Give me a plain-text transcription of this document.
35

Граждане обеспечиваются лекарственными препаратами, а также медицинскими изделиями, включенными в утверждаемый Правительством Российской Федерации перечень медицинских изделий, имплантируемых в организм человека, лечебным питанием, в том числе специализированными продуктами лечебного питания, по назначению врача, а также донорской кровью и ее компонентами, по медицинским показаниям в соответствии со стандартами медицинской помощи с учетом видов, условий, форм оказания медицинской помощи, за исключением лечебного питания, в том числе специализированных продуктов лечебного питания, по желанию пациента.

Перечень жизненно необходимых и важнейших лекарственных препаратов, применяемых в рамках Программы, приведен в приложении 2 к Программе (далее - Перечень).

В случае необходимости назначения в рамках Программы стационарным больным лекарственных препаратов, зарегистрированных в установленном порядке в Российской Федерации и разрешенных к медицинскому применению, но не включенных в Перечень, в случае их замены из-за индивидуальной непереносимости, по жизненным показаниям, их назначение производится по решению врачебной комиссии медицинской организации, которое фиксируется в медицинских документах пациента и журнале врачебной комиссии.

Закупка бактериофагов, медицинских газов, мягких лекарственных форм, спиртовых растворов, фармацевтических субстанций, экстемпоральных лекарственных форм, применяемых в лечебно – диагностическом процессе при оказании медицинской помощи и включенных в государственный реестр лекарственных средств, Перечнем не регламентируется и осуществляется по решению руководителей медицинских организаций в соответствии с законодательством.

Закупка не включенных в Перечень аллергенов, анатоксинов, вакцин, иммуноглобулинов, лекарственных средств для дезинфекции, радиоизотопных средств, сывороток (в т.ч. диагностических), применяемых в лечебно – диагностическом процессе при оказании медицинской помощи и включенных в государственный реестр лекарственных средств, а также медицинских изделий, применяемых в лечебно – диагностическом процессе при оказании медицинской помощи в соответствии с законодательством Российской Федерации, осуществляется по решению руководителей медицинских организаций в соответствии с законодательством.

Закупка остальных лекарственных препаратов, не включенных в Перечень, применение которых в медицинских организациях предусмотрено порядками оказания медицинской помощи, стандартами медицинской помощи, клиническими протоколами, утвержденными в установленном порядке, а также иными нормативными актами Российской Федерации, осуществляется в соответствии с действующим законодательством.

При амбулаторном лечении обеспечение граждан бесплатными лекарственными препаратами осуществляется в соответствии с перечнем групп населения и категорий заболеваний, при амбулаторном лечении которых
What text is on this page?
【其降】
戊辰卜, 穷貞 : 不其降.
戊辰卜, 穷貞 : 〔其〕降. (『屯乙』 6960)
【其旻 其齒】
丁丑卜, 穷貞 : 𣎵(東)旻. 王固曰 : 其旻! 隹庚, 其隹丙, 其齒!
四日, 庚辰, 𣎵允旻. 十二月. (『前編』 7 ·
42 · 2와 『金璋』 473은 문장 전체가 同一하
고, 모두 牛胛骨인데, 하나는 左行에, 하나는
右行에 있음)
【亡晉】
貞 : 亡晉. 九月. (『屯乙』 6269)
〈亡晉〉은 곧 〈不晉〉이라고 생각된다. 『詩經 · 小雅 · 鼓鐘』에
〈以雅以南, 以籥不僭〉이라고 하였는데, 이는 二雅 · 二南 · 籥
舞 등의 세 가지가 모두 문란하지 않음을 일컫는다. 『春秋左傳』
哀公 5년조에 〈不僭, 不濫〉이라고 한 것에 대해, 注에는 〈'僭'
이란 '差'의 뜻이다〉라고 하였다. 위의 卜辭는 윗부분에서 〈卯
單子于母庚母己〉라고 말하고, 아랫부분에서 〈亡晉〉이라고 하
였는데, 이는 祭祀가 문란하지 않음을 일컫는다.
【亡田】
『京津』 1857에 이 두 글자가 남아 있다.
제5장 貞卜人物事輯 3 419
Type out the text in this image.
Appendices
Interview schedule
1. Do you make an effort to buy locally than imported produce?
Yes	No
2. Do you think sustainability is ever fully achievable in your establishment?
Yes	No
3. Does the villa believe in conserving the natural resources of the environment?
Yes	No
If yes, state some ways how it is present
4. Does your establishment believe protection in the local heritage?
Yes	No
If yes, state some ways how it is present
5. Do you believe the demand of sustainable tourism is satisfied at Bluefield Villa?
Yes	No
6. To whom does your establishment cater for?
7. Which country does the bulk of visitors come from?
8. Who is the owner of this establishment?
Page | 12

━━━━━━

Please quote every record above exactly as it appears.

Give me a plain-text transcription of this document.
35

Граждане обеспечиваются лекарственными препаратами, а также медицинскими изделиями, включенными в утверждаемый Правительством Российской Федерации перечень медицинских изделий, имплантируемых в организм человека, лечебным питанием, в том числе специализированными продуктами лечебного питания, по назначению врача, а также донорской кровью и ее компонентами, по медицинским показаниям в соответствии со стандартами медицинской помощи с учетом видов, условий, форм оказания медицинской помощи, за исключением лечебного питания, в том числе специализированных продуктов лечебного питания, по желанию пациента.

Перечень жизненно необходимых и важнейших лекарственных препаратов, применяемых в рамках Программы, приведен в приложении 2 к Программе (далее - Перечень).

В случае необходимости назначения в рамках Программы стационарным больным лекарственных препаратов, зарегистрированных в установленном порядке в Российской Федерации и разрешенных к медицинскому применению, но не включенных в Перечень, в случае их замены из-за индивидуальной непереносимости, по жизненным показаниям, их назначение производится по решению врачебной комиссии медицинской организации, которое фиксируется в медицинских документах пациента и журнале врачебной комиссии.

Закупка бактериофагов, медицинских газов, мягких лекарственных форм, спиртовых растворов, фармацевтических субстанций, экстемпоральных лекарственных форм, применяемых в лечебно – диагностическом процессе при оказании медицинской помощи и включенных в государственный реестр лекарственных средств, Перечнем не регламентируется и осуществляется по решению руководителей медицинских организаций в соответствии с законодательством.

Закупка не включенных в Перечень аллергенов, анатоксинов, вакцин, иммуноглобулинов, лекарственных средств для дезинфекции, радиоизотопных средств, сывороток (в т.ч. диагностических), применяемых в лечебно – диагностическом процессе при оказании медицинской помощи и включенных в государственный реестр лекарственных средств, а также медицинских изделий, применяемых в лечебно – диагностическом процессе при оказании медицинской помощи в соответствии с законодательством Российской Федерации, осуществляется по решению руководителей медицинских организаций в соответствии с законодательством.

Закупка остальных лекарственных препаратов, не включенных в Перечень, применение которых в медицинских организациях предусмотрено порядками оказания медицинской помощи, стандартами медицинской помощи, клиническими протоколами, утвержденными в установленном порядке, а также иными нормативными актами Российской Федерации, осуществляется в соответствии с действующим законодательством.

При амбулаторном лечении обеспечение граждан бесплатными лекарственными препаратами осуществляется в соответствии с перечнем групп населения и категорий заболеваний, при амбулаторном лечении которых
What text is on this page?
【其降】
戊辰卜, 穷貞 : 不其降.
戊辰卜, 穷貞 : 〔其〕降. (『屯乙』 6960)
【其旻 其齒】
丁丑卜, 穷貞 : 𣎵(東)旻. 王固曰 : 其旻! 隹庚, 其隹丙, 其齒!
四日, 庚辰, 𣎵允旻. 十二月. (『前編』 7 ·
42 · 2와 『金璋』 473은 문장 전체가 同一하
고, 모두 牛胛骨인데, 하나는 左行에, 하나는
右行에 있음)
【亡晉】
貞 : 亡晉. 九月. (『屯乙』 6269)
〈亡晉〉은 곧 〈不晉〉이라고 생각된다. 『詩經 · 小雅 · 鼓鐘』에
〈以雅以南, 以籥不僭〉이라고 하였는데, 이는 二雅 · 二南 · 籥
舞 등의 세 가지가 모두 문란하지 않음을 일컫는다. 『春秋左傳』
哀公 5년조에 〈不僭, 不濫〉이라고 한 것에 대해, 注에는 〈'僭'
이란 '差'의 뜻이다〉라고 하였다. 위의 卜辭는 윗부분에서 〈卯
單子于母庚母己〉라고 말하고, 아랫부분에서 〈亡晉〉이라고 하
였는데, 이는 祭祀가 문란하지 않음을 일컫는다.
【亡田】
『京津』 1857에 이 두 글자가 남아 있다.
제5장 貞卜人物事輯 3 419
Type out the text in this image.
Appendices
Interview schedule
1. Do you make an effort to buy locally than imported produce?
Yes	No
2. Do you think sustainability is ever fully achievable in your establishment?
Yes	No
3. Does the villa believe in conserving the natural resources of the environment?
Yes	No
If yes, state some ways how it is present
4. Does your establishment believe protection in the local heritage?
Yes	No
If yes, state some ways how it is present
5. Do you believe the demand of sustainable tourism is satisfied at Bluefield Villa?
Yes	No
6. To whom does your establishment cater for?
7. Which country does the bulk of visitors come from?
8. Who is the owner of this establishment?
Page | 12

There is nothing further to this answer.